(Challenge) Copy each line in which the string "text" occurs.

══ Input records

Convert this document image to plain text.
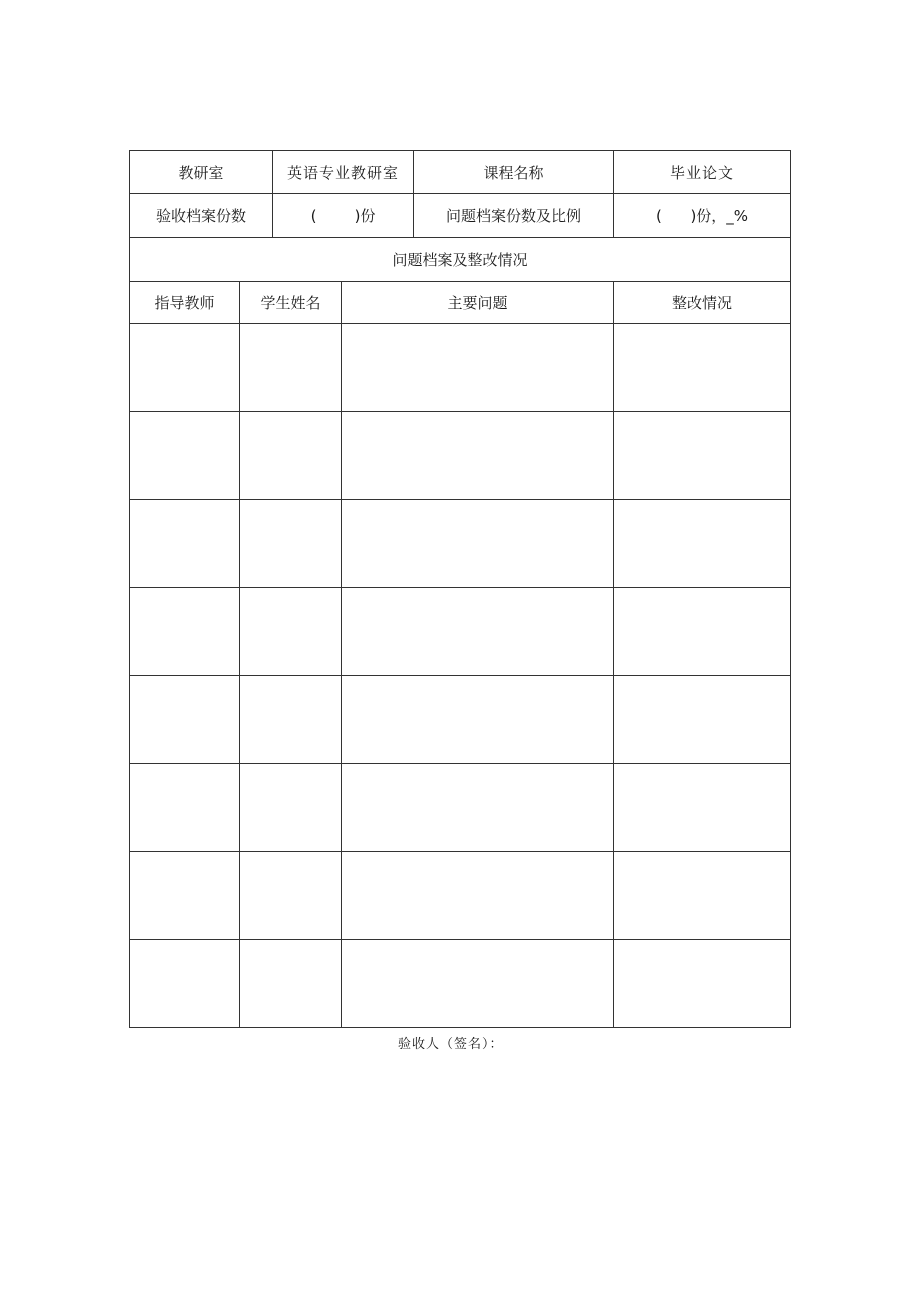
教研室		英语专业教研室		课程名称	毕业论文
验收档案份数		(        )份		问题档案份数及比例	(      )份，_%
问题档案及整改情况					
指导教师	学生姓名		主要问题		整改情况

验收人（签名）：
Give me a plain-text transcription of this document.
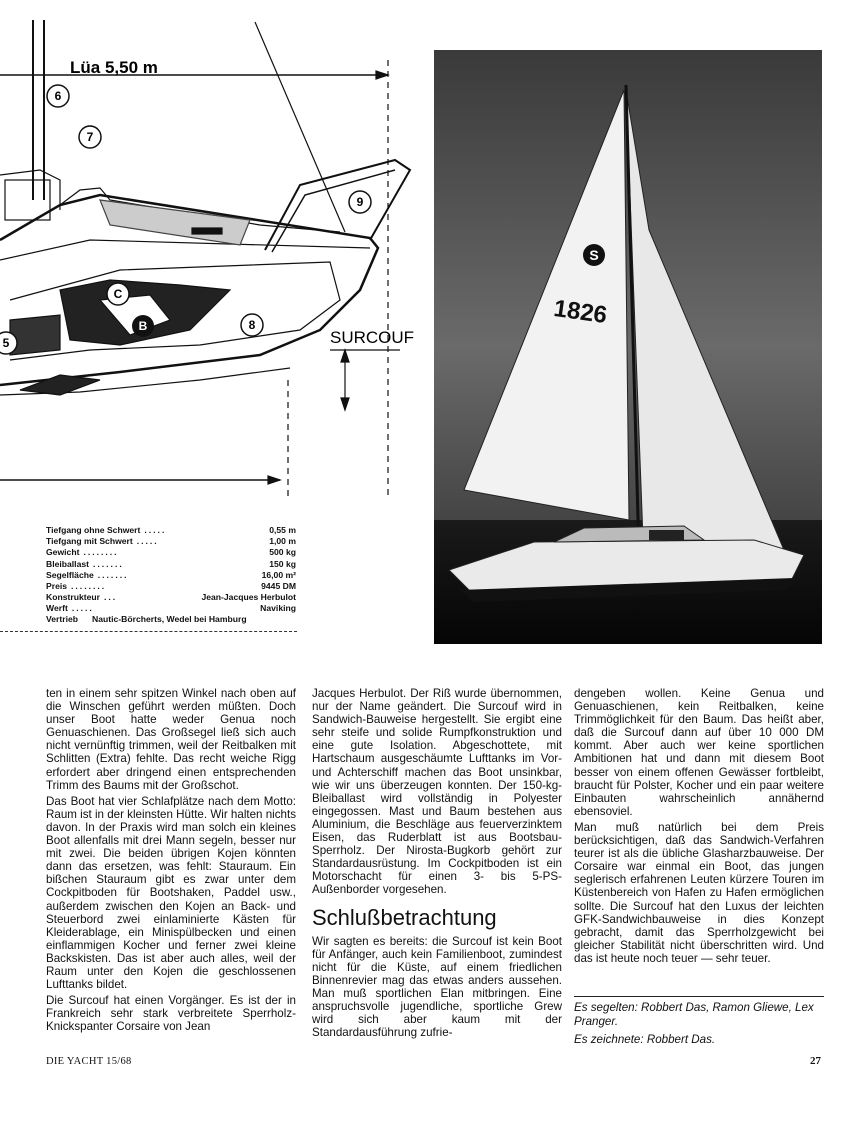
6
7
9
C
B	8
5
Lüa 5,50 m
SURCOUF
S
1826
Tiefgang ohne Schwert .....	0,55 m
Tiefgang mit Schwert .....	1,00 m
Gewicht ........	500 kg
Bleiballast .......	150 kg
Segelfläche .......	16,00 m²
Preis ........	9445 DM
Konstrukteur ...	Jean-Jacques Herbulot
Werft .....	Naviking
Vertrieb Nautic-Börcherts, Wedel bei Hamburg

ten in einem sehr spitzen Winkel nach oben auf die Winschen geführt werden müßten. Doch unser Boot hatte weder Genua noch Genuaschienen. Das Großsegel ließ sich auch nicht vernünftig trimmen, weil der Reitbalken mit Schlitten (Extra) fehlte. Das recht weiche Rigg erfordert aber dringend einen entsprechenden Trimm des Baums mit der Großschot.

Das Boot hat vier Schlafplätze nach dem Motto: Raum ist in der kleinsten Hütte. Wir halten nichts davon. In der Praxis wird man solch ein kleines Boot allenfalls mit drei Mann segeln, besser nur mit zwei. Die beiden übrigen Kojen könnten dann das ersetzen, was fehlt: Stauraum. Ein bißchen Stauraum gibt es zwar unter dem Cockpitboden für Bootshaken, Paddel usw., außerdem zwischen den Kojen an Back- und Steuerbord zwei einlaminierte Kästen für Kleiderablage, ein Minispülbecken und einen einflammigen Kocher und ferner zwei kleine Backskisten. Das ist aber auch alles, weil der Raum unter den Kojen die geschlossenen Lufttanks bildet.

Die Surcouf hat einen Vorgänger. Es ist der in Frankreich sehr stark verbreitete Sperrholz-Knickspanter Corsaire von Jean

Jacques Herbulot. Der Riß wurde übernommen, nur der Name geändert. Die Surcouf wird in Sandwich-Bauweise hergestellt. Sie ergibt eine sehr steife und solide Rumpfkonstruktion und eine gute Isolation. Abgeschottete, mit Hartschaum ausgeschäumte Lufttanks im Vor- und Achterschiff machen das Boot unsinkbar, wie wir uns überzeugen konnten. Der 150-kg-Bleiballast wird vollständig in Polyester eingegossen. Mast und Baum bestehen aus Aluminium, die Beschläge aus feuerverzinktem Eisen, das Ruderblatt ist aus Bootsbau-Sperrholz. Der Nirosta-Bugkorb gehört zur Standardausrüstung. Im Cockpitboden ist ein Motorschacht für einen 3- bis 5-PS-Außenborder vorgesehen.

Schlußbetrachtung

Wir sagten es bereits: die Surcouf ist kein Boot für Anfänger, auch kein Familienboot, zumindest nicht für die Küste, auf einem friedlichen Binnenrevier mag das etwas anders aussehen. Man muß sportlichen Elan mitbringen. Eine anspruchsvolle jugendliche, sportliche Grew wird sich aber kaum mit der Standardausführung zufrie-

dengeben wollen. Keine Genua und Genuaschienen, kein Reitbalken, keine Trimmöglichkeit für den Baum. Das heißt aber, daß die Surcouf dann auf über 10 000 DM kommt. Aber auch wer keine sportlichen Ambitionen hat und dann mit diesem Boot besser von einem offenen Gewässer fortbleibt, braucht für Polster, Kocher und ein paar weitere Einbauten wahrscheinlich annähernd ebensoviel.

Man muß natürlich bei dem Preis berücksichtigen, daß das Sandwich-Verfahren teurer ist als die übliche Glasharzbauweise. Der Corsaire war einmal ein Boot, das jungen seglerisch erfahrenen Leuten kürzere Touren im Küstenbereich von Hafen zu Hafen ermöglichen sollte. Die Surcouf hat den Luxus der leichten GFK-Sandwichbauweise in dies Konzept gebracht, damit das Sperrholzgewicht bei gleicher Stabilität nicht überschritten wird. Und das ist heute noch teuer — sehr teuer.

Es segelten: Robbert Das, Ramon Gliewe, Lex Pranger.

Es zeichnete: Robbert Das.

DIE YACHT 15/68	27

════

(The answer)
Convert this document image to plain text.
Give me a plain-text transcription of this document.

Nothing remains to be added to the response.